■ **STATED EXERCISE**:
Pull out every line containing the string "seconds".

* BEGIN RECORDS TO PROCESS *

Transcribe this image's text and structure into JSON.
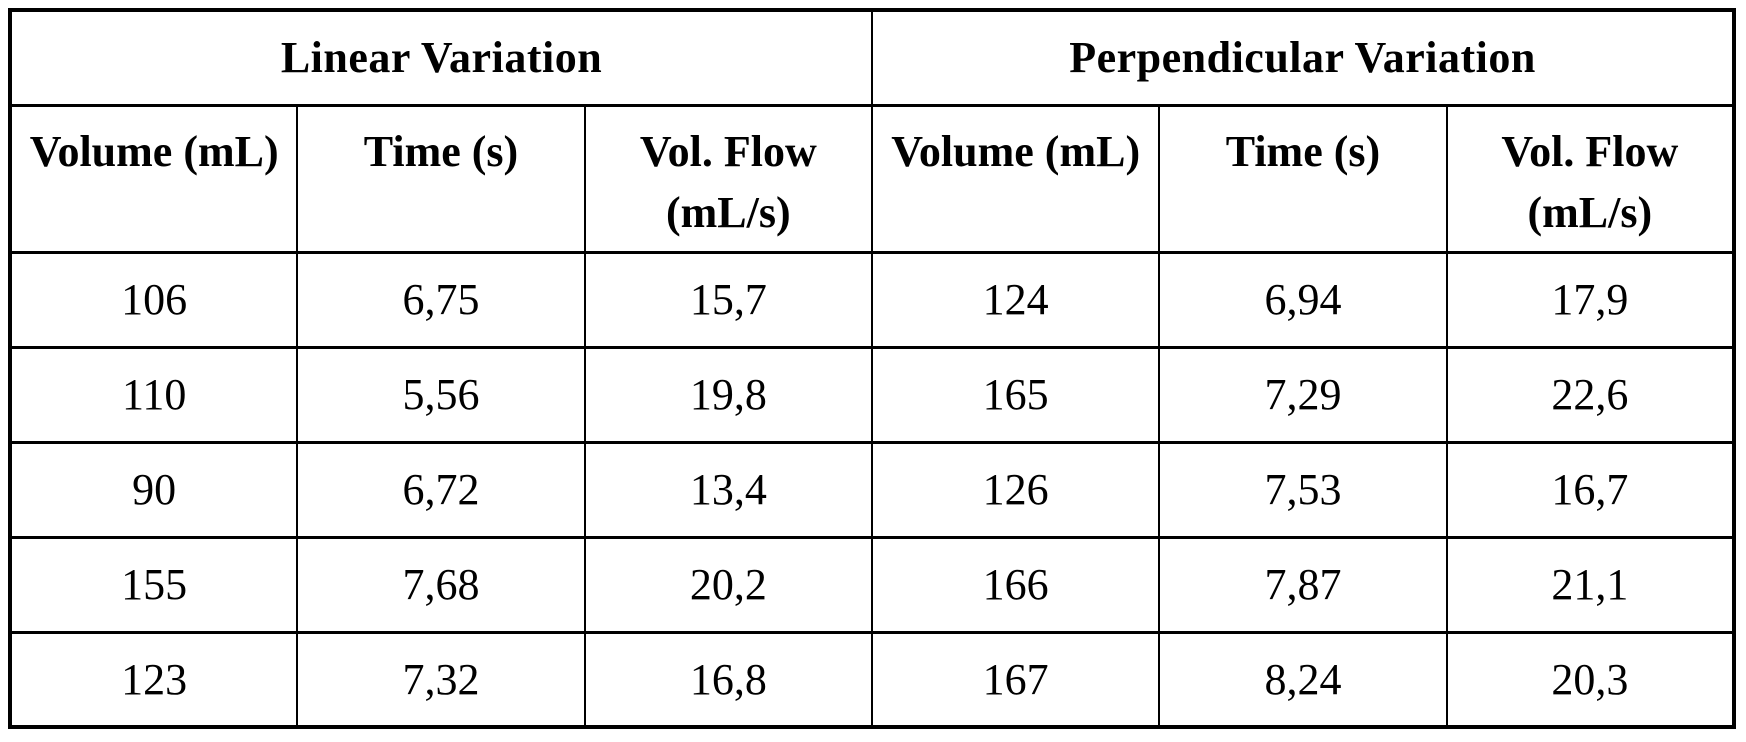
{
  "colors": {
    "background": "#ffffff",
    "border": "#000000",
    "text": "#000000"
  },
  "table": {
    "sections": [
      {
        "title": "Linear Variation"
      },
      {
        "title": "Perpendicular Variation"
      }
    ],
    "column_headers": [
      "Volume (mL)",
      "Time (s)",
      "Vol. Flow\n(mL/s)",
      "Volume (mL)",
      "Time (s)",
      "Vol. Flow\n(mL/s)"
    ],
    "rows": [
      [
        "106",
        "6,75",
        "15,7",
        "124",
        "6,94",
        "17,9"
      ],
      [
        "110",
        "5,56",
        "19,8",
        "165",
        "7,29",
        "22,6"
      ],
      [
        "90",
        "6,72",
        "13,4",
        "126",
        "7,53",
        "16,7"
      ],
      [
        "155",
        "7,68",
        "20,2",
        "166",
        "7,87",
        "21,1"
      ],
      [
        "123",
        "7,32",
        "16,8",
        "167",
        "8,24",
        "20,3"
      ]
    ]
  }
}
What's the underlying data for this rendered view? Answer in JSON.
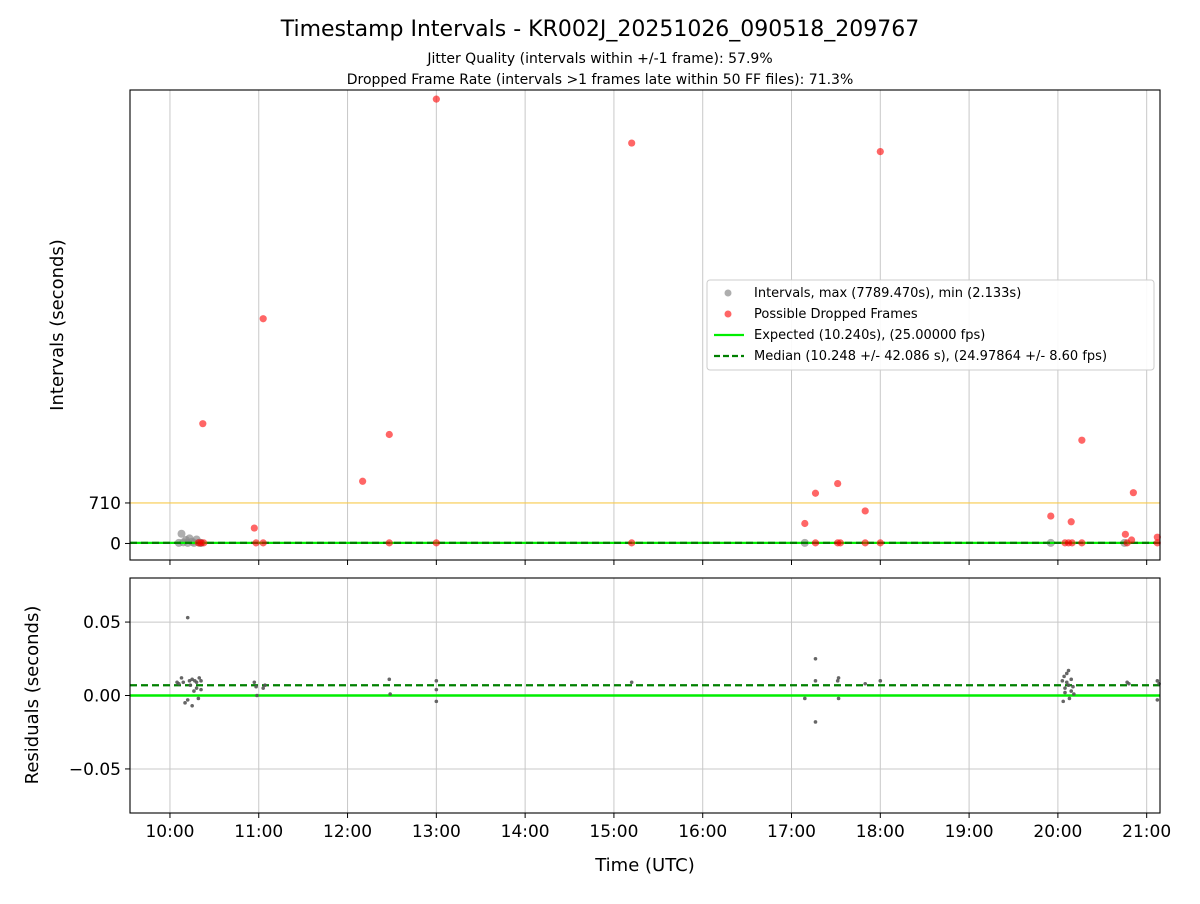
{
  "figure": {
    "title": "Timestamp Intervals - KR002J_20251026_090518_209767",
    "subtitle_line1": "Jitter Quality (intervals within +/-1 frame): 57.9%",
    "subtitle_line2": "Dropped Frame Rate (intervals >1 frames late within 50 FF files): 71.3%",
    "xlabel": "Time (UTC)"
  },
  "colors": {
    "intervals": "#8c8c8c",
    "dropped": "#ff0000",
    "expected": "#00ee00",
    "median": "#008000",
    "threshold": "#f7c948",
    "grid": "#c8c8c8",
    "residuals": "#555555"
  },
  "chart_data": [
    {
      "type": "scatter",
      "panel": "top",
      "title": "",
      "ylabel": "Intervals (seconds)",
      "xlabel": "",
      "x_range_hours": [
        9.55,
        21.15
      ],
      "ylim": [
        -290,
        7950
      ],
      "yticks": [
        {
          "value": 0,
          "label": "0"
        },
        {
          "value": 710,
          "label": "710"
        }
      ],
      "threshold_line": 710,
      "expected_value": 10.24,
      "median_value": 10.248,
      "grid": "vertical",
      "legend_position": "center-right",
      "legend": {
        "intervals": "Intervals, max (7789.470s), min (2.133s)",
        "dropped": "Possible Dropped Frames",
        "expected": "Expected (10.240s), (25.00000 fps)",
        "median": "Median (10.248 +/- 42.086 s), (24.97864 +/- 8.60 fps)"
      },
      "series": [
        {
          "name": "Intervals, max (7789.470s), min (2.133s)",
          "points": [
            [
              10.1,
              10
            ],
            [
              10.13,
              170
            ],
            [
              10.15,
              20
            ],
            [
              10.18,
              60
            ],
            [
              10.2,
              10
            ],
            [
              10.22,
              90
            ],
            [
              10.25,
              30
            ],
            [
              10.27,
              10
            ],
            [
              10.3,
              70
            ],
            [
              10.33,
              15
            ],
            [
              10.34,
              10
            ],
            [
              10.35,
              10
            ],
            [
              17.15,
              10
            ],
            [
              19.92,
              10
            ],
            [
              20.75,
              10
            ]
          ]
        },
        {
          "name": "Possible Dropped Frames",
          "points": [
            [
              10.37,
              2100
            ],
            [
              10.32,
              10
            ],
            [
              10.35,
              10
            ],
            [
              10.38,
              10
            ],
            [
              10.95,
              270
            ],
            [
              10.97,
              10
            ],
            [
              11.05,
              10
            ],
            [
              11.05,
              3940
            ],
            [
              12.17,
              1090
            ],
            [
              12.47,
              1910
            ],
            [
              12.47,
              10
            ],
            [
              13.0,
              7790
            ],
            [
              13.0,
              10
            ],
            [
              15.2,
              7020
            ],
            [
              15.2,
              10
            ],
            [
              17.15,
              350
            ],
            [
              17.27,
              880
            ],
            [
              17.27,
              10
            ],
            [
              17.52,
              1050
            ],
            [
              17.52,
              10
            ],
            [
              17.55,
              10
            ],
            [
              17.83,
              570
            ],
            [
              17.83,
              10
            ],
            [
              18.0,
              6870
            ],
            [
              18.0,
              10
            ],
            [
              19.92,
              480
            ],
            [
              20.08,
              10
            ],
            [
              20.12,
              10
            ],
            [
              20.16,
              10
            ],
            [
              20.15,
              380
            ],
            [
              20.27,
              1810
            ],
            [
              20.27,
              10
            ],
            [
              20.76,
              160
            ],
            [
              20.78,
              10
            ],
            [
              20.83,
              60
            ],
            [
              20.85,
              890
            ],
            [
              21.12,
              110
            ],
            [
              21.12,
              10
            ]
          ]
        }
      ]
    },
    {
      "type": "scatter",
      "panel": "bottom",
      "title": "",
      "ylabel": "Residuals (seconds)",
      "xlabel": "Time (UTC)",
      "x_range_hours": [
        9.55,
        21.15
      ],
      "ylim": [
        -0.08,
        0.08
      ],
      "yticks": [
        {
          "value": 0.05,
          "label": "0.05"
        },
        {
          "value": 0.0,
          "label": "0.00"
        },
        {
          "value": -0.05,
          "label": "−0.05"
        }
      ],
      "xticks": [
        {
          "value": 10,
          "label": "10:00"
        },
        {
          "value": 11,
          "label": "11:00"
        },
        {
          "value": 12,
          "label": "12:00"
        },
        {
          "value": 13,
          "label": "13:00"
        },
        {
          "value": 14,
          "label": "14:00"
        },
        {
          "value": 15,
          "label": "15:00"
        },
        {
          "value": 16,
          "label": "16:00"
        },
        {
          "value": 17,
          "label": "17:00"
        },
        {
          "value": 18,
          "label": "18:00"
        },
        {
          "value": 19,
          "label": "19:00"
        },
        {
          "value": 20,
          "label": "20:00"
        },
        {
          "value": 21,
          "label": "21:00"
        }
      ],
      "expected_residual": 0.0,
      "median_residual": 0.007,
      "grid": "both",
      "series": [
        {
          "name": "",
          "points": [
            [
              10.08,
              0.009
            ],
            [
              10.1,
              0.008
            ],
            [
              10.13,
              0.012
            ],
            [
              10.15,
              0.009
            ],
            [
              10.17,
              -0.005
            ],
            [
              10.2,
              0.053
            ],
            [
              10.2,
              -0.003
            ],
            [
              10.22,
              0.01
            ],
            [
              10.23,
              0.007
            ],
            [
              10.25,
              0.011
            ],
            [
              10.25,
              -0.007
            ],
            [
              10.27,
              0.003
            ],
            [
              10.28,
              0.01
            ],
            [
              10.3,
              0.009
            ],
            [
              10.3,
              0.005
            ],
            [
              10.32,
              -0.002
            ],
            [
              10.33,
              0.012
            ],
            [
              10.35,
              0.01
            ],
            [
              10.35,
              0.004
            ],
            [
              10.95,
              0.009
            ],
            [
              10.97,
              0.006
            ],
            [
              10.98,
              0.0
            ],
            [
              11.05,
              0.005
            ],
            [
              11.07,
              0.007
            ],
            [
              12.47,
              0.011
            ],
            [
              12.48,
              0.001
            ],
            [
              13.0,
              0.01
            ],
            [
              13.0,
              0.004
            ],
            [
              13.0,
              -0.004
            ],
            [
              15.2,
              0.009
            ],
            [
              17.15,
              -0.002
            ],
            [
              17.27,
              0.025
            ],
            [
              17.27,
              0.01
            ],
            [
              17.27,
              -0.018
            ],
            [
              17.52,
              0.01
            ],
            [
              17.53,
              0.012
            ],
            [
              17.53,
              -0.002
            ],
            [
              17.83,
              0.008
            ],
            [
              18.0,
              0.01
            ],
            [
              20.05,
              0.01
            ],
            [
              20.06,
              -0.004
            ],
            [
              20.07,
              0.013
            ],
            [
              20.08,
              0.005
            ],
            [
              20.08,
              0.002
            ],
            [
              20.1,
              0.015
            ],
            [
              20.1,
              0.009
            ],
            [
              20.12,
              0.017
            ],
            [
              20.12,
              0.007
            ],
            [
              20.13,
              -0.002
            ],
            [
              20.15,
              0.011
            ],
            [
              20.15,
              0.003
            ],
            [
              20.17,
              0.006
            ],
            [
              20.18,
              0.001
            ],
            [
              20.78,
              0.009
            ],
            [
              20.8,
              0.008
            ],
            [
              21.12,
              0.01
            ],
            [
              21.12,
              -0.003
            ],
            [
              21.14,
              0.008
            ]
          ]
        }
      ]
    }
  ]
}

* END RECORDS TO PROCESS *

■ **SOLUTION TO THE EXERCISE**:
      "ylabel": "Intervals (seconds)",
      "ylabel": "Residuals (seconds)",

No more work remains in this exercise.